◆ **Written instruction**:
Each line of the listing that contains the word "text" is to be copied.

[Dataset entries]
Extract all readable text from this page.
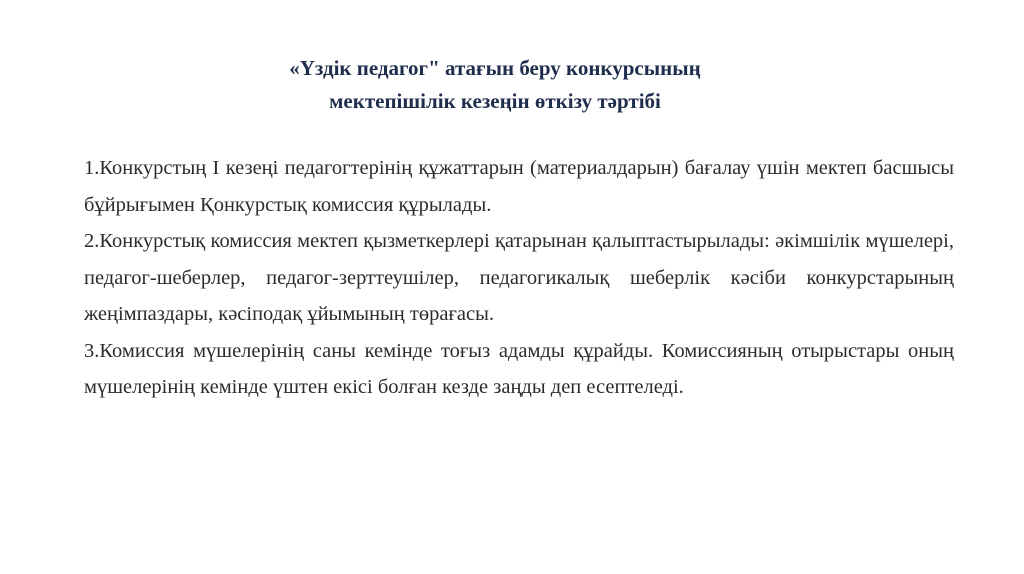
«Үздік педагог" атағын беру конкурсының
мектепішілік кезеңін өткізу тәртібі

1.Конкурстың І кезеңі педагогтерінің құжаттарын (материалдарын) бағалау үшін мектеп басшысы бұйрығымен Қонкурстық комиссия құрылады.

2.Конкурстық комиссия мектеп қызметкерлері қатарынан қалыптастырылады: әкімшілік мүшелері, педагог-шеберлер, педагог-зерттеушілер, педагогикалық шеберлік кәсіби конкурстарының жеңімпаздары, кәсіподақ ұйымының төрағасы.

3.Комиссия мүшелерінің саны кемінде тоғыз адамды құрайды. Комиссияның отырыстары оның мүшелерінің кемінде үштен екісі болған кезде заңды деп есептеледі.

* * *

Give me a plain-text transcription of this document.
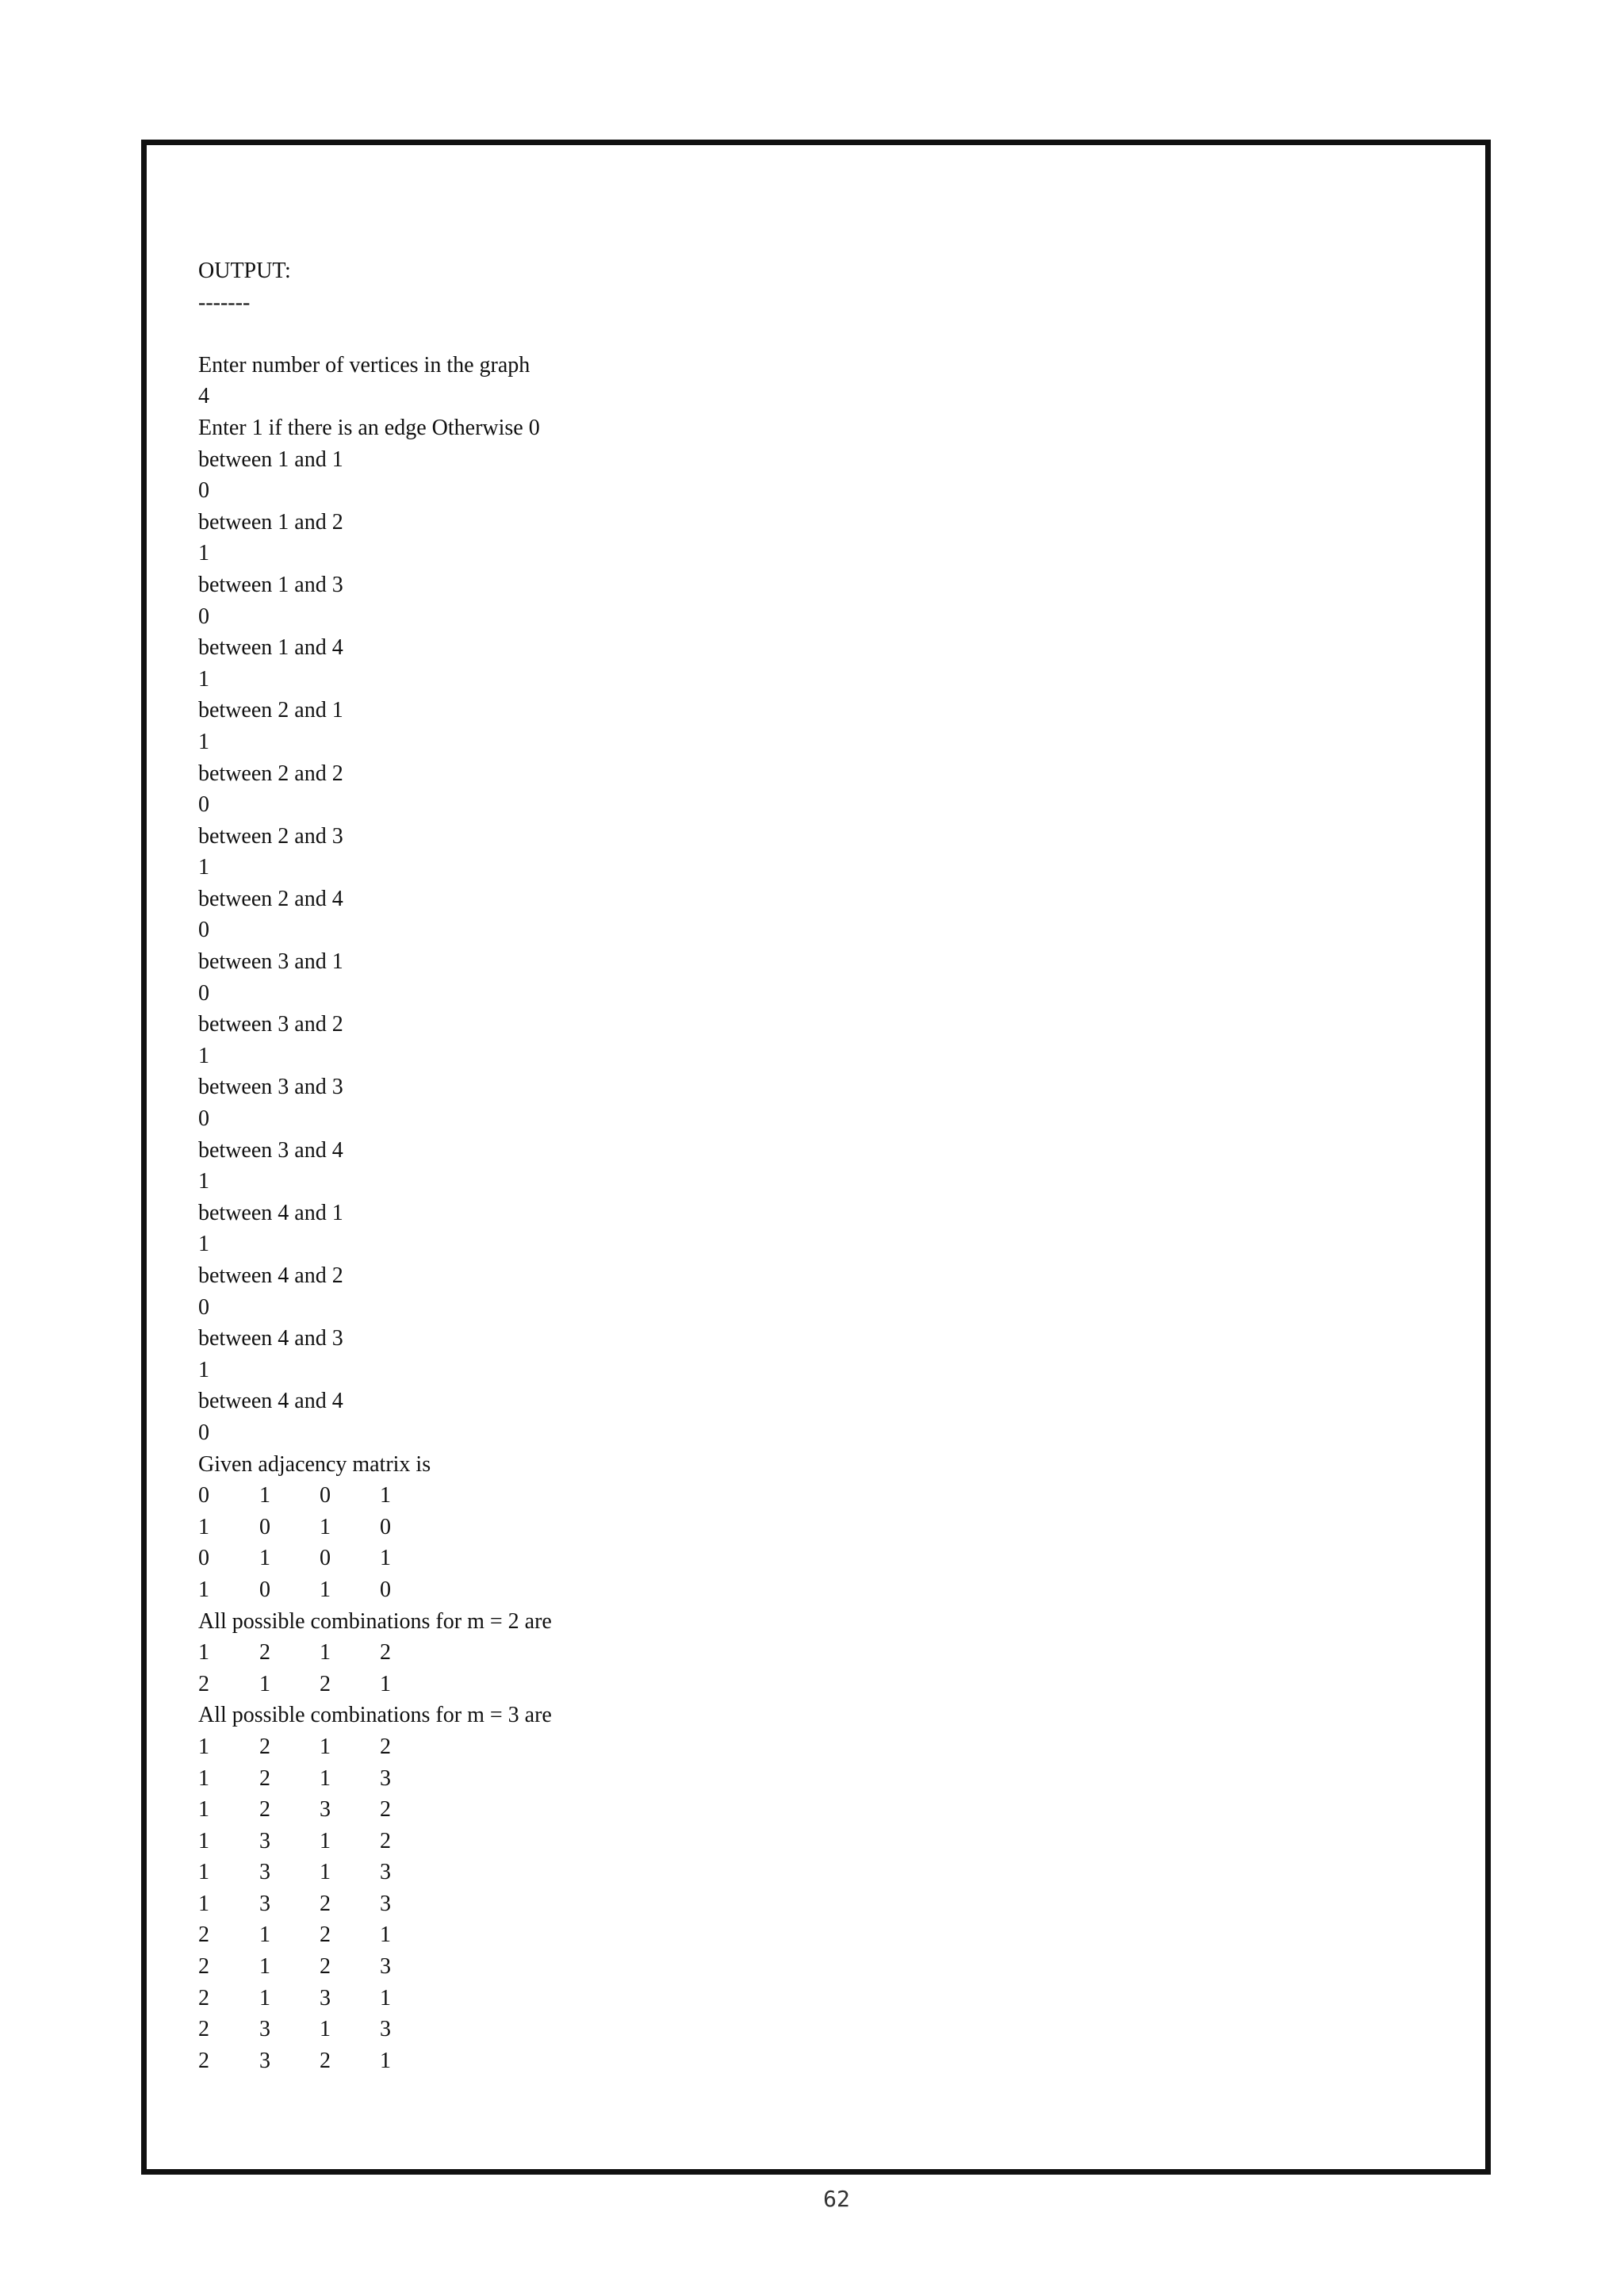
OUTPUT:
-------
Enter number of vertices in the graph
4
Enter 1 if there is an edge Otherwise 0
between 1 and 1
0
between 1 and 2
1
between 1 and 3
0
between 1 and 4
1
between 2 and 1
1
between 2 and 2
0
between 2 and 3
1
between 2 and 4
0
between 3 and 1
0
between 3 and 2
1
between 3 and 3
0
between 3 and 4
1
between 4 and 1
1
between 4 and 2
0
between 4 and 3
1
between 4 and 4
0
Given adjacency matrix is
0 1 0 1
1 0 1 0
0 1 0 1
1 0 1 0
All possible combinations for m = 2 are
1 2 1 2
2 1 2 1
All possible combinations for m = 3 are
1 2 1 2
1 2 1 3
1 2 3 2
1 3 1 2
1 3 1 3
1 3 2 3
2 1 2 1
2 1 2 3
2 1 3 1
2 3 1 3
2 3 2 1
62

◆ **Expected output**:
Extract all readable text from this page.
Give me a plain-text transcription of this document.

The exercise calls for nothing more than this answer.